Omit the pictures, then reproduce every remaining record exactly.
## begin Data to process
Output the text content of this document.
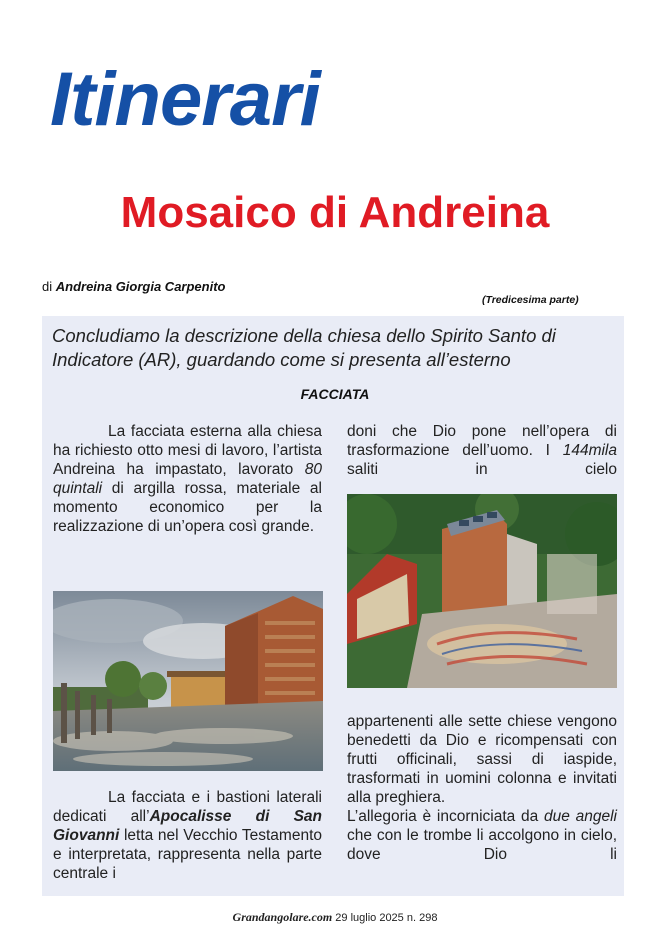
Itinerari
Mosaico di Andreina
di Andreina Giorgia Carpenito
(Tredicesima parte)

Concludiamo la descrizione della chiesa dello Spirito Santo di Indicatore (AR), guardando come si presenta all’esterno

FACCIATA

La facciata esterna alla chiesa ha richiesto otto mesi di lavoro, l’artista Andreina ha impastato, lavorato 80 quintali di argilla rossa, materiale al momento economico per la realizzazione di un’opera così grande.

La facciata e i bastioni laterali dedicati all’Apocalisse di San Giovanni letta nel Vecchio Testamento e interpretata, rappresenta nella parte centrale i

doni che Dio pone nell’opera di trasformazione dell’uomo. I 144mila saliti in cielo

appartenenti alle sette chiese vengono benedetti da Dio e ricompensati con frutti officinali, sassi di iaspide, trasformati in uomini colonna e invitati alla preghiera.

L’allegoria è incorniciata da due angeli che con le trombe li accolgono in cielo, dove Dio li

Grandangolare.com 29 luglio 2025 n. 298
## end Data to process
» Solution to this exercise:
Output the text content of this document.
Itinerari
Mosaico di Andreina
di Andreina Giorgia Carpenito
(Tredicesima parte)

Concludiamo la descrizione della chiesa dello Spirito Santo di Indicatore (AR), guardando come si presenta all’esterno

FACCIATA

La facciata esterna alla chiesa ha richiesto otto mesi di lavoro, l’artista Andreina ha impastato, lavorato 80 quintali di argilla rossa, materiale al momento economico per la realizzazione di un’opera così grande.

La facciata e i bastioni laterali dedicati all’Apocalisse di San Giovanni letta nel Vecchio Testamento e interpretata, rappresenta nella parte centrale i

doni che Dio pone nell’opera di trasformazione dell’uomo. I 144mila saliti in cielo

appartenenti alle sette chiese vengono benedetti da Dio e ricompensati con frutti officinali, sassi di iaspide, trasformati in uomini colonna e invitati alla preghiera.

L’allegoria è incorniciata da due angeli che con le trombe li accolgono in cielo, dove Dio li

Grandangolare.com 29 luglio 2025 n. 298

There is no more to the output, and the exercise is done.